◆ Available records ◆

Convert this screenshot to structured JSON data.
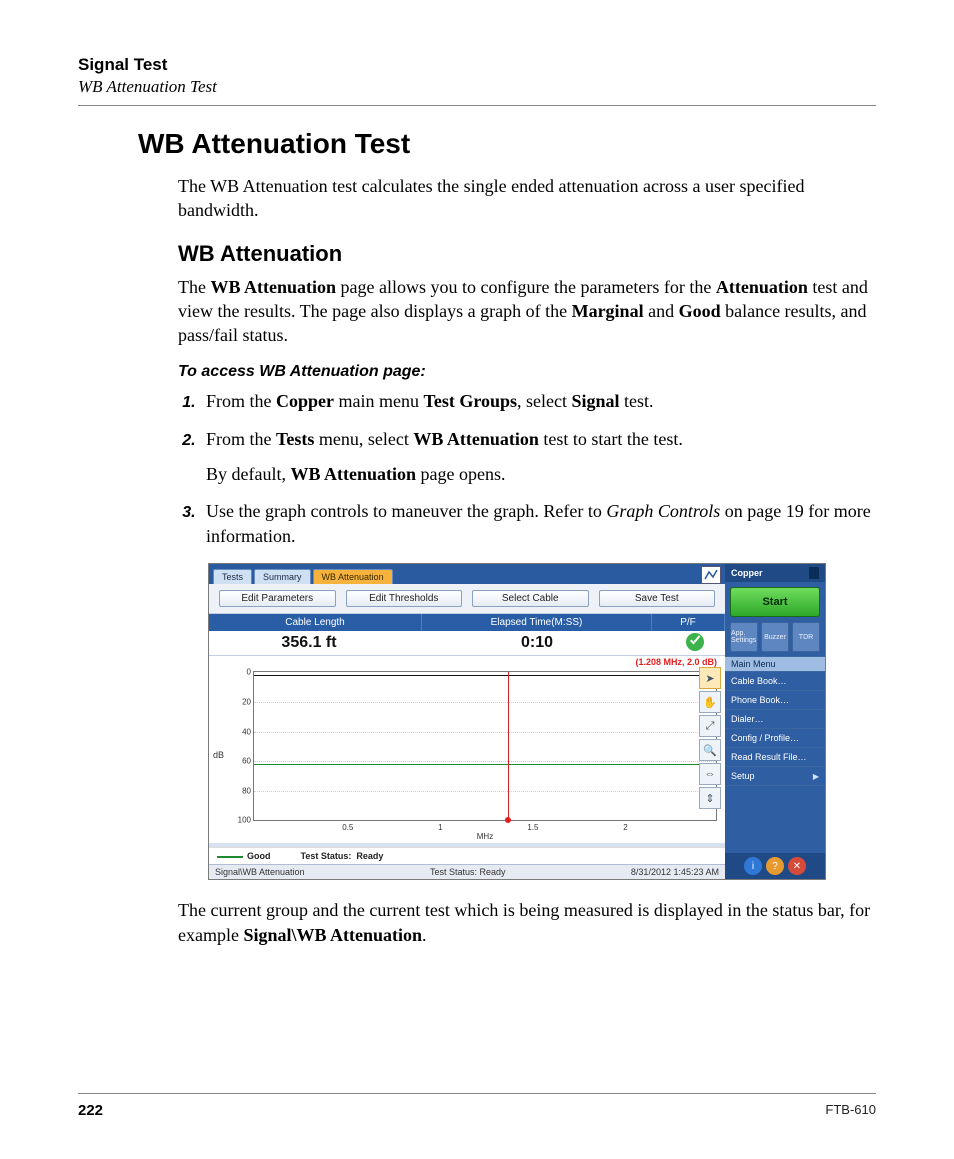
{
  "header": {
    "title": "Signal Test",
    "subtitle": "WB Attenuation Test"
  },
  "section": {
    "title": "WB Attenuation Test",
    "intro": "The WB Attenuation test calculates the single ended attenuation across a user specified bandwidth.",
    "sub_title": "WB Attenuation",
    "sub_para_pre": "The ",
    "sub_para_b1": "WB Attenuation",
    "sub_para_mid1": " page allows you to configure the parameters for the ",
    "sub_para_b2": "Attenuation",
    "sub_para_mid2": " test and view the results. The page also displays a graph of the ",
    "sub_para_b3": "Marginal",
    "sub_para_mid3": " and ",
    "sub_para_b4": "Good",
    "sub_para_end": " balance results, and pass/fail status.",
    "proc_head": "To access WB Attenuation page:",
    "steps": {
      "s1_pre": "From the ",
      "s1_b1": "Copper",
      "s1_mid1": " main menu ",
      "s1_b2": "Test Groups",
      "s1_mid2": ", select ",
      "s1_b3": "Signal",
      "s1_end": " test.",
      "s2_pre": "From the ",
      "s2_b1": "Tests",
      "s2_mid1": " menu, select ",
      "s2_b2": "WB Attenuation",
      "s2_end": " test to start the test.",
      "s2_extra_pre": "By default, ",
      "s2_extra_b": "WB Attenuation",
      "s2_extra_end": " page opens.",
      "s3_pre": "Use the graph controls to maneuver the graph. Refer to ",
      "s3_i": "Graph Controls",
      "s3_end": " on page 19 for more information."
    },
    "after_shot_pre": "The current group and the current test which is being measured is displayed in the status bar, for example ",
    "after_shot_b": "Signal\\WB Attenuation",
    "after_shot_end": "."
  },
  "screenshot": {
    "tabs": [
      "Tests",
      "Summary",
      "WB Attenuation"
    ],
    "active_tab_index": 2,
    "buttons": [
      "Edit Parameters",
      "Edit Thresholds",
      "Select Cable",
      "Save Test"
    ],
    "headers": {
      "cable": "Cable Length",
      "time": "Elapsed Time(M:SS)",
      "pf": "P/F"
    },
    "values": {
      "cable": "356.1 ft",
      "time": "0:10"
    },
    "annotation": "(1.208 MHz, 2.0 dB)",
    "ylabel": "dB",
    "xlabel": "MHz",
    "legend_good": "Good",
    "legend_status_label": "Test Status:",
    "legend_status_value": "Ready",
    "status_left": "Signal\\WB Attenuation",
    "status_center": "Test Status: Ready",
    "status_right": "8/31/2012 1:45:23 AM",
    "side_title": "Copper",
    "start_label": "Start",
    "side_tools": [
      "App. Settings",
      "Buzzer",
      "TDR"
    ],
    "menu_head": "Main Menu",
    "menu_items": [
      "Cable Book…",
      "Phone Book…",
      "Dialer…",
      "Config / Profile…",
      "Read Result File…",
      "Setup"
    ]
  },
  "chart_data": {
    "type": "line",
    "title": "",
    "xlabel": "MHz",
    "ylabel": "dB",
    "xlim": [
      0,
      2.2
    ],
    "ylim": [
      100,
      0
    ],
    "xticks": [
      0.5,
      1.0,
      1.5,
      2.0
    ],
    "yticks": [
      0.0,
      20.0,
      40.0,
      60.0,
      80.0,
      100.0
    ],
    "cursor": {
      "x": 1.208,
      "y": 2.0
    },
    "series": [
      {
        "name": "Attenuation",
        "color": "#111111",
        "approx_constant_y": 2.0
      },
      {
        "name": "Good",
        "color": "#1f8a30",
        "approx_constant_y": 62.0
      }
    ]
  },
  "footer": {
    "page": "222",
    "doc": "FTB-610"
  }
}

◆ Aim ◆
Skip the pictures, then retype every line above exactly.

◆ Response to this task ◆
Convert this screenshot to structured JSON data.
{
  "header": {
    "title": "Signal Test",
    "subtitle": "WB Attenuation Test"
  },
  "section": {
    "title": "WB Attenuation Test",
    "intro": "The WB Attenuation test calculates the single ended attenuation across a user specified bandwidth.",
    "sub_title": "WB Attenuation",
    "sub_para_pre": "The ",
    "sub_para_b1": "WB Attenuation",
    "sub_para_mid1": " page allows you to configure the parameters for the ",
    "sub_para_b2": "Attenuation",
    "sub_para_mid2": " test and view the results. The page also displays a graph of the ",
    "sub_para_b3": "Marginal",
    "sub_para_mid3": " and ",
    "sub_para_b4": "Good",
    "sub_para_end": " balance results, and pass/fail status.",
    "proc_head": "To access WB Attenuation page:",
    "steps": {
      "s1_pre": "From the ",
      "s1_b1": "Copper",
      "s1_mid1": " main menu ",
      "s1_b2": "Test Groups",
      "s1_mid2": ", select ",
      "s1_b3": "Signal",
      "s1_end": " test.",
      "s2_pre": "From the ",
      "s2_b1": "Tests",
      "s2_mid1": " menu, select ",
      "s2_b2": "WB Attenuation",
      "s2_end": " test to start the test.",
      "s2_extra_pre": "By default, ",
      "s2_extra_b": "WB Attenuation",
      "s2_extra_end": " page opens.",
      "s3_pre": "Use the graph controls to maneuver the graph. Refer to ",
      "s3_i": "Graph Controls",
      "s3_end": " on page 19 for more information."
    },
    "after_shot_pre": "The current group and the current test which is being measured is displayed in the status bar, for example ",
    "after_shot_b": "Signal\\WB Attenuation",
    "after_shot_end": "."
  },
  "screenshot": {
    "tabs": [
      "Tests",
      "Summary",
      "WB Attenuation"
    ],
    "active_tab_index": 2,
    "buttons": [
      "Edit Parameters",
      "Edit Thresholds",
      "Select Cable",
      "Save Test"
    ],
    "headers": {
      "cable": "Cable Length",
      "time": "Elapsed Time(M:SS)",
      "pf": "P/F"
    },
    "values": {
      "cable": "356.1 ft",
      "time": "0:10"
    },
    "annotation": "(1.208 MHz, 2.0 dB)",
    "ylabel": "dB",
    "xlabel": "MHz",
    "legend_good": "Good",
    "legend_status_label": "Test Status:",
    "legend_status_value": "Ready",
    "status_left": "Signal\\WB Attenuation",
    "status_center": "Test Status: Ready",
    "status_right": "8/31/2012 1:45:23 AM",
    "side_title": "Copper",
    "start_label": "Start",
    "side_tools": [
      "App. Settings",
      "Buzzer",
      "TDR"
    ],
    "menu_head": "Main Menu",
    "menu_items": [
      "Cable Book…",
      "Phone Book…",
      "Dialer…",
      "Config / Profile…",
      "Read Result File…",
      "Setup"
    ]
  },
  "chart_data": {
    "type": "line",
    "title": "",
    "xlabel": "MHz",
    "ylabel": "dB",
    "xlim": [
      0,
      2.2
    ],
    "ylim": [
      100,
      0
    ],
    "xticks": [
      0.5,
      1.0,
      1.5,
      2.0
    ],
    "yticks": [
      0.0,
      20.0,
      40.0,
      60.0,
      80.0,
      100.0
    ],
    "cursor": {
      "x": 1.208,
      "y": 2.0
    },
    "series": [
      {
        "name": "Attenuation",
        "color": "#111111",
        "approx_constant_y": 2.0
      },
      {
        "name": "Good",
        "color": "#1f8a30",
        "approx_constant_y": 62.0
      }
    ]
  },
  "footer": {
    "page": "222",
    "doc": "FTB-610"
  }
}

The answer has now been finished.